[ISTRUZIONI DEL COMPITO] Ricopia senza modifiche il tratto del brano sullo scrolling che comincia con le parole contenenti "Vittime di scrolling" e termina con "dopamina, grazie mille.".

[BRANO FORNITO]
_ _ _ _
Vittime di scrolling
Come la sindrome da deficit di attenzione da troppi social sta cambiano le nostre relazioni
Le neuroscienze ci assicurano che la struttura del nostro cervello negli ultimi millenni non è mai cambiata, ma il suo funzionamento sì, perché il cervello modifica i processi a seconda di cosa fa e cosa non fa
Da più parti si sta prestando attenzione al fenomeno del deficit di attenzione (scusate la cacofonia). Pare proprio che noi umani stiamo eclissando parte delle nostre funzioni mentali a causa dell’eccessivo contatto che manteniamo con i device e gli ambienti digitali. In particolare, sotto processo ci sono smartphone e social media, che insieme danno vita al magnetico muro dello scrolling, di fronte al quale, impalati, noi diamo il consenso allo scambio: sinapsi (e dati personali) contro dopamina, grazie mille.
_ _ _ _
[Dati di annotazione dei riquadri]
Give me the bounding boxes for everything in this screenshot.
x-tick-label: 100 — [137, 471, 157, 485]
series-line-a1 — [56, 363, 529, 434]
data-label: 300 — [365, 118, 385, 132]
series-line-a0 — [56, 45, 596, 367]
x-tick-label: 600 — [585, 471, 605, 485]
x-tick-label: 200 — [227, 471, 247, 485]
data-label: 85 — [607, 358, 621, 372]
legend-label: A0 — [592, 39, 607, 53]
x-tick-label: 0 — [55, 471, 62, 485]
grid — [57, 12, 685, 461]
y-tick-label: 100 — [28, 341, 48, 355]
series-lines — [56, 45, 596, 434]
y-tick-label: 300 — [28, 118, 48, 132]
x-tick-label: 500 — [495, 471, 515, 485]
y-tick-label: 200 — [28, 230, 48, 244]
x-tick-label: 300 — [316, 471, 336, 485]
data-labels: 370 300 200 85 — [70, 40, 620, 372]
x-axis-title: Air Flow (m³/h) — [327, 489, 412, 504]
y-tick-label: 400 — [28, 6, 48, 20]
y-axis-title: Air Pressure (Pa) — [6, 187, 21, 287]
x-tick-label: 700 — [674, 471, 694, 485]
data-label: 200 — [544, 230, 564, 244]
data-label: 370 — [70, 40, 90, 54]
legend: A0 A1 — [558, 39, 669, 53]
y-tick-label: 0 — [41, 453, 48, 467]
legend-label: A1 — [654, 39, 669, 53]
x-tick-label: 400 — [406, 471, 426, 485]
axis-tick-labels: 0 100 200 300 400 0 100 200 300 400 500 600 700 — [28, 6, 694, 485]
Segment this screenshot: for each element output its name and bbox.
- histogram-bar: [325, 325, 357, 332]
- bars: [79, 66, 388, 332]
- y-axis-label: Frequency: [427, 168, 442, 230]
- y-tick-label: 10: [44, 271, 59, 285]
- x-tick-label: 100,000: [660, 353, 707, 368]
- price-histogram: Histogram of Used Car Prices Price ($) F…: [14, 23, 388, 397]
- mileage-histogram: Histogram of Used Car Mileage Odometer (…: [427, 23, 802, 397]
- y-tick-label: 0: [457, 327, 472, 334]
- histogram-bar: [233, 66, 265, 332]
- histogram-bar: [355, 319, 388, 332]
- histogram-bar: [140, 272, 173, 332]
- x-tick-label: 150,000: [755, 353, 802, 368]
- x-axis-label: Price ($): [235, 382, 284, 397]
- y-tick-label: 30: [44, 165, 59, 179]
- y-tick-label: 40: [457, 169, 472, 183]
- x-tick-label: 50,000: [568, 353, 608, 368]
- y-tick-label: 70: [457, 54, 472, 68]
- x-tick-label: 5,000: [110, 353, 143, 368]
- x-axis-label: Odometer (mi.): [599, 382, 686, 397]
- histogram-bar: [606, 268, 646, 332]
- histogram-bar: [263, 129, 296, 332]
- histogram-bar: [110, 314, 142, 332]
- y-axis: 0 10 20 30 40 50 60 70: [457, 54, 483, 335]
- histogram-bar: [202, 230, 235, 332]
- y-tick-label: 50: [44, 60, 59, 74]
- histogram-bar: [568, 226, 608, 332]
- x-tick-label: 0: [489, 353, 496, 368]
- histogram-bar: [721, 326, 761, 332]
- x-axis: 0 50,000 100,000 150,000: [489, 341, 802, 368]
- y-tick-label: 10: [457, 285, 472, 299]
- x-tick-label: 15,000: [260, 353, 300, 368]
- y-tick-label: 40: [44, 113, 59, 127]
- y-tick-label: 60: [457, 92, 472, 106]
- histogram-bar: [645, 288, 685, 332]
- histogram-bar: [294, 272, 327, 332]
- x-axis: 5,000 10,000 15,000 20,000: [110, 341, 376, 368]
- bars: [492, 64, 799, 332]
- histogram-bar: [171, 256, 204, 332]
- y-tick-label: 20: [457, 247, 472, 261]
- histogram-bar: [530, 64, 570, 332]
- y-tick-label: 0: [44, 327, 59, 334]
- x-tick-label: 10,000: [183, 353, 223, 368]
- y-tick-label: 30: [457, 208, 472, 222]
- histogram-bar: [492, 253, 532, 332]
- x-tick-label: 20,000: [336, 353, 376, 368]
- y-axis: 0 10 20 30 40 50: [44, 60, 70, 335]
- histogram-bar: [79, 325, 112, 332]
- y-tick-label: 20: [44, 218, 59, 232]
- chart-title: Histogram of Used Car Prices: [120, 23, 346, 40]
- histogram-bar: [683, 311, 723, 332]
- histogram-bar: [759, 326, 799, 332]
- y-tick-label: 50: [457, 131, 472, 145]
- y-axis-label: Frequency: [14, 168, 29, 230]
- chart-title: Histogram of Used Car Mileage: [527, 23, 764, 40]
_ _ _ _
[SOLUZIONE]
Vittime di scrolling
Come la sindrome da deficit di attenzione da troppi social sta cambiano le nostre relazioni
Le neuroscienze ci assicurano che la struttura del nostro cervello negli ultimi millenni non è mai cambiata, ma il suo funzionamento sì, perché il cervello modifica i processi a seconda di cosa fa e cosa non fa
Da più parti si sta prestando attenzione al fenomeno del deficit di attenzione (scusate la cacofonia). Pare proprio che noi umani stiamo eclissando parte delle nostre funzioni mentali a causa dell’eccessivo contatto che manteniamo con i device e gli ambienti digitali. In particolare, sotto processo ci sono smartphone e social media, che insieme danno vita al magnetico muro dello scrolling, di fronte al quale, impalati, noi diamo il consenso allo scambio: sinapsi (e dati personali) contro dopamina, grazie mille.